>>>>>

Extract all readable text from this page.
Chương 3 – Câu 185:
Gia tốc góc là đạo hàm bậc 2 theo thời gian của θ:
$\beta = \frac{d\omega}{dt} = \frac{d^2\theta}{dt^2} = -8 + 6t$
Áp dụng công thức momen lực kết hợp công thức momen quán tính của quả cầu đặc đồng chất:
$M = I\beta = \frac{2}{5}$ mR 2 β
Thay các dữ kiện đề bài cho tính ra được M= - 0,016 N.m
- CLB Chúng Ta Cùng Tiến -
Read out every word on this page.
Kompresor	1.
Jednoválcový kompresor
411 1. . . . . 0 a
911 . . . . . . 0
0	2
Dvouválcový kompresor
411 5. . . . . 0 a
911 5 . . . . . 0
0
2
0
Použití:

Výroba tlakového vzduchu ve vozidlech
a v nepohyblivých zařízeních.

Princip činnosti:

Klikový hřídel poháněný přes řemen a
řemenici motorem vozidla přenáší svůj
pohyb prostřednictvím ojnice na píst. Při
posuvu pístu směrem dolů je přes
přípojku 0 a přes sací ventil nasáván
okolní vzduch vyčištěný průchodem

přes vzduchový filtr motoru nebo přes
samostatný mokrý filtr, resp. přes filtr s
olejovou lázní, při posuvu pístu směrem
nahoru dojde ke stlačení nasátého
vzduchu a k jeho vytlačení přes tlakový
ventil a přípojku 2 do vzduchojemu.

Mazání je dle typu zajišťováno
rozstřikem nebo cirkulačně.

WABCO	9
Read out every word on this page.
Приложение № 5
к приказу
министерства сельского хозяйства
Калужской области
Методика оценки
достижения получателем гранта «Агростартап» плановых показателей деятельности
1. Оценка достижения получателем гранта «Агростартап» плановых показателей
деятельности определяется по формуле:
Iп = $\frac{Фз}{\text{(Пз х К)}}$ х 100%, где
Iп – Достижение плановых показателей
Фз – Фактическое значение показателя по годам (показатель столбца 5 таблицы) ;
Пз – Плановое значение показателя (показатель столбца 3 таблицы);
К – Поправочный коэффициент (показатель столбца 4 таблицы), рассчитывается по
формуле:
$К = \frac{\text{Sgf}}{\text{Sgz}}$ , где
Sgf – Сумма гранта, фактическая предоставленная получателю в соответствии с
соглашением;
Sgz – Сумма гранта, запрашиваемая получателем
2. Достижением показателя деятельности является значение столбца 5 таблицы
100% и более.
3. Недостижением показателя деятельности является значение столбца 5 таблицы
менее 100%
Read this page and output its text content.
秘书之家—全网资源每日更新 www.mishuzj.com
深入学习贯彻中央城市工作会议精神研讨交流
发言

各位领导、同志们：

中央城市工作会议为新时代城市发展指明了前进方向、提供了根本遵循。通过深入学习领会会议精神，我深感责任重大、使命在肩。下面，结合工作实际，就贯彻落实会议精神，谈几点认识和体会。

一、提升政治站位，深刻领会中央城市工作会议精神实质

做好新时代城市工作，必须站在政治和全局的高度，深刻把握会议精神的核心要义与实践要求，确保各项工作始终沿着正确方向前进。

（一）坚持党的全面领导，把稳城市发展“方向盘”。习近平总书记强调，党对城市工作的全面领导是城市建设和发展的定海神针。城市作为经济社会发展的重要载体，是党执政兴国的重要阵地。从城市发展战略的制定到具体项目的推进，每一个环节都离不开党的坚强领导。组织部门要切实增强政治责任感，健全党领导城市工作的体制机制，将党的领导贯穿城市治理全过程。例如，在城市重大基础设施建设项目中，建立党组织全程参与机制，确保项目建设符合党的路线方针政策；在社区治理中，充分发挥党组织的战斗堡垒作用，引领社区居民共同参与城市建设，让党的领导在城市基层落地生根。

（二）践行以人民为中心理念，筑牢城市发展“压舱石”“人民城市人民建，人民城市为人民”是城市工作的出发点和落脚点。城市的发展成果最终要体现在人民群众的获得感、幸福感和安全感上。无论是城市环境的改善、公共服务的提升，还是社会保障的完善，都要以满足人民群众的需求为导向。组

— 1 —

<<<<<

Copy out the material word for word and line for line.

• OUTPUT FOR THIS TASK:
Extract all readable text from this page.
Chương 3 – Câu 185:
Gia tốc góc là đạo hàm bậc 2 theo thời gian của θ:
$\beta = \frac{d\omega}{dt} = \frac{d^2\theta}{dt^2} = -8 + 6t$
Áp dụng công thức momen lực kết hợp công thức momen quán tính của quả cầu đặc đồng chất:
$M = I\beta = \frac{2}{5}$ mR 2 β
Thay các dữ kiện đề bài cho tính ra được M= - 0,016 N.m
- CLB Chúng Ta Cùng Tiến -
Read out every word on this page.
Kompresor	1.
Jednoválcový kompresor
411 1. . . . . 0 a
911 . . . . . . 0
0	2
Dvouválcový kompresor
411 5. . . . . 0 a
911 5 . . . . . 0
0
2
0
Použití:

Výroba tlakového vzduchu ve vozidlech
a v nepohyblivých zařízeních.

Princip činnosti:

Klikový hřídel poháněný přes řemen a
řemenici motorem vozidla přenáší svůj
pohyb prostřednictvím ojnice na píst. Při
posuvu pístu směrem dolů je přes
přípojku 0 a přes sací ventil nasáván
okolní vzduch vyčištěný průchodem

přes vzduchový filtr motoru nebo přes
samostatný mokrý filtr, resp. přes filtr s
olejovou lázní, při posuvu pístu směrem
nahoru dojde ke stlačení nasátého
vzduchu a k jeho vytlačení přes tlakový
ventil a přípojku 2 do vzduchojemu.

Mazání je dle typu zajišťováno
rozstřikem nebo cirkulačně.

WABCO	9
Read out every word on this page.
Приложение № 5
к приказу
министерства сельского хозяйства
Калужской области
Методика оценки
достижения получателем гранта «Агростартап» плановых показателей деятельности
1. Оценка достижения получателем гранта «Агростартап» плановых показателей
деятельности определяется по формуле:
Iп = $\frac{Фз}{\text{(Пз х К)}}$ х 100%, где
Iп – Достижение плановых показателей
Фз – Фактическое значение показателя по годам (показатель столбца 5 таблицы) ;
Пз – Плановое значение показателя (показатель столбца 3 таблицы);
К – Поправочный коэффициент (показатель столбца 4 таблицы), рассчитывается по
формуле:
$К = \frac{\text{Sgf}}{\text{Sgz}}$ , где
Sgf – Сумма гранта, фактическая предоставленная получателю в соответствии с
соглашением;
Sgz – Сумма гранта, запрашиваемая получателем
2. Достижением показателя деятельности является значение столбца 5 таблицы
100% и более.
3. Недостижением показателя деятельности является значение столбца 5 таблицы
менее 100%
Read this page and output its text content.
秘书之家—全网资源每日更新 www.mishuzj.com
深入学习贯彻中央城市工作会议精神研讨交流
发言

各位领导、同志们：

中央城市工作会议为新时代城市发展指明了前进方向、提供了根本遵循。通过深入学习领会会议精神，我深感责任重大、使命在肩。下面，结合工作实际，就贯彻落实会议精神，谈几点认识和体会。

一、提升政治站位，深刻领会中央城市工作会议精神实质

做好新时代城市工作，必须站在政治和全局的高度，深刻把握会议精神的核心要义与实践要求，确保各项工作始终沿着正确方向前进。

（一）坚持党的全面领导，把稳城市发展“方向盘”。习近平总书记强调，党对城市工作的全面领导是城市建设和发展的定海神针。城市作为经济社会发展的重要载体，是党执政兴国的重要阵地。从城市发展战略的制定到具体项目的推进，每一个环节都离不开党的坚强领导。组织部门要切实增强政治责任感，健全党领导城市工作的体制机制，将党的领导贯穿城市治理全过程。例如，在城市重大基础设施建设项目中，建立党组织全程参与机制，确保项目建设符合党的路线方针政策；在社区治理中，充分发挥党组织的战斗堡垒作用，引领社区居民共同参与城市建设，让党的领导在城市基层落地生根。

（二）践行以人民为中心理念，筑牢城市发展“压舱石”“人民城市人民建，人民城市为人民”是城市工作的出发点和落脚点。城市的发展成果最终要体现在人民群众的获得感、幸福感和安全感上。无论是城市环境的改善、公共服务的提升，还是社会保障的完善，都要以满足人民群众的需求为导向。组

— 1 —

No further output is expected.